§ **Data section**:
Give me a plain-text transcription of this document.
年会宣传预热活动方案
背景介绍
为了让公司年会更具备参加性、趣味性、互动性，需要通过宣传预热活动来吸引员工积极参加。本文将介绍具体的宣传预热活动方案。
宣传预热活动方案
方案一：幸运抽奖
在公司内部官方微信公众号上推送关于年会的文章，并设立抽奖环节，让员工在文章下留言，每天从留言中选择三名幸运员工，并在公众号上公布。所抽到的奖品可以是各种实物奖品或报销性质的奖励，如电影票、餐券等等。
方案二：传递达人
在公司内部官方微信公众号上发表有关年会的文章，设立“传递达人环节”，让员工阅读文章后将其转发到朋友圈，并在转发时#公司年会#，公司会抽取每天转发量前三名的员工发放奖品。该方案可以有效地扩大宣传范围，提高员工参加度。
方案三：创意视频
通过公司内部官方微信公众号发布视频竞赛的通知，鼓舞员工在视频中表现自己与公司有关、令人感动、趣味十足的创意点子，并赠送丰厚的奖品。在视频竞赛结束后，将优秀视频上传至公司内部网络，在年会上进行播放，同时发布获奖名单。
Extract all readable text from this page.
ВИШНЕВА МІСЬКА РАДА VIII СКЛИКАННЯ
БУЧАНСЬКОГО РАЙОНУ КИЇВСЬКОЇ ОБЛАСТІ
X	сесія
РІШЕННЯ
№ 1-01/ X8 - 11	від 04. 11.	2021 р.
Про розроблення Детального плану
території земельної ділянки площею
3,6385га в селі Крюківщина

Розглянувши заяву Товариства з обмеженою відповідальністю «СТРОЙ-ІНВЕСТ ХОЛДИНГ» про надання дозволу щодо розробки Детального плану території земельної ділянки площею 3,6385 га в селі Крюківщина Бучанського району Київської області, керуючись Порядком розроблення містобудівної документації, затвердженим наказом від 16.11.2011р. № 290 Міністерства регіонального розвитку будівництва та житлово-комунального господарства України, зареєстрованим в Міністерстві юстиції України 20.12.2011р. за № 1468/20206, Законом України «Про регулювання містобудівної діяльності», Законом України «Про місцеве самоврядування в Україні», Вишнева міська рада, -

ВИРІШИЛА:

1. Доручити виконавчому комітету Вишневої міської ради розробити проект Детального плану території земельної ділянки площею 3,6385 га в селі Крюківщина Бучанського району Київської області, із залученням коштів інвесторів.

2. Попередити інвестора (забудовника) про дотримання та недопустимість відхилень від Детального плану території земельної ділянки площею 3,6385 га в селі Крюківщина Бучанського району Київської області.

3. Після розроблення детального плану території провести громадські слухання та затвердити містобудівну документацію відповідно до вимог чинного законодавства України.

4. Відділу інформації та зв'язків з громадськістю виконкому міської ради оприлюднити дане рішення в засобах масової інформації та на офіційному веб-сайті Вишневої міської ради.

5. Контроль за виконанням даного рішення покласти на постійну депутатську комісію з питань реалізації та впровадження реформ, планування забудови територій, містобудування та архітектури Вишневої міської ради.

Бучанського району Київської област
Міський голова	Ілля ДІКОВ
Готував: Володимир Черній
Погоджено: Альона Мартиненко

§ **Work to do**:
Give the material above again, word for word.

§ **Exercise response**:
Give me a plain-text transcription of this document.
年会宣传预热活动方案
背景介绍
为了让公司年会更具备参加性、趣味性、互动性，需要通过宣传预热活动来吸引员工积极参加。本文将介绍具体的宣传预热活动方案。
宣传预热活动方案
方案一：幸运抽奖
在公司内部官方微信公众号上推送关于年会的文章，并设立抽奖环节，让员工在文章下留言，每天从留言中选择三名幸运员工，并在公众号上公布。所抽到的奖品可以是各种实物奖品或报销性质的奖励，如电影票、餐券等等。
方案二：传递达人
在公司内部官方微信公众号上发表有关年会的文章，设立“传递达人环节”，让员工阅读文章后将其转发到朋友圈，并在转发时#公司年会#，公司会抽取每天转发量前三名的员工发放奖品。该方案可以有效地扩大宣传范围，提高员工参加度。
方案三：创意视频
通过公司内部官方微信公众号发布视频竞赛的通知，鼓舞员工在视频中表现自己与公司有关、令人感动、趣味十足的创意点子，并赠送丰厚的奖品。在视频竞赛结束后，将优秀视频上传至公司内部网络，在年会上进行播放，同时发布获奖名单。
Extract all readable text from this page.
ВИШНЕВА МІСЬКА РАДА VIII СКЛИКАННЯ
БУЧАНСЬКОГО РАЙОНУ КИЇВСЬКОЇ ОБЛАСТІ
X	сесія
РІШЕННЯ
№ 1-01/ X8 - 11	від 04. 11.	2021 р.
Про розроблення Детального плану
території земельної ділянки площею
3,6385га в селі Крюківщина

Розглянувши заяву Товариства з обмеженою відповідальністю «СТРОЙ-ІНВЕСТ ХОЛДИНГ» про надання дозволу щодо розробки Детального плану території земельної ділянки площею 3,6385 га в селі Крюківщина Бучанського району Київської області, керуючись Порядком розроблення містобудівної документації, затвердженим наказом від 16.11.2011р. № 290 Міністерства регіонального розвитку будівництва та житлово-комунального господарства України, зареєстрованим в Міністерстві юстиції України 20.12.2011р. за № 1468/20206, Законом України «Про регулювання містобудівної діяльності», Законом України «Про місцеве самоврядування в Україні», Вишнева міська рада, -

ВИРІШИЛА:

1. Доручити виконавчому комітету Вишневої міської ради розробити проект Детального плану території земельної ділянки площею 3,6385 га в селі Крюківщина Бучанського району Київської області, із залученням коштів інвесторів.

2. Попередити інвестора (забудовника) про дотримання та недопустимість відхилень від Детального плану території земельної ділянки площею 3,6385 га в селі Крюківщина Бучанського району Київської області.

3. Після розроблення детального плану території провести громадські слухання та затвердити містобудівну документацію відповідно до вимог чинного законодавства України.

4. Відділу інформації та зв'язків з громадськістю виконкому міської ради оприлюднити дане рішення в засобах масової інформації та на офіційному веб-сайті Вишневої міської ради.

5. Контроль за виконанням даного рішення покласти на постійну депутатську комісію з питань реалізації та впровадження реформ, планування забудови територій, містобудування та архітектури Вишневої міської ради.

Бучанського району Київської област
Міський голова	Ілля ДІКОВ
Готував: Володимир Черній
Погоджено: Альона Мартиненко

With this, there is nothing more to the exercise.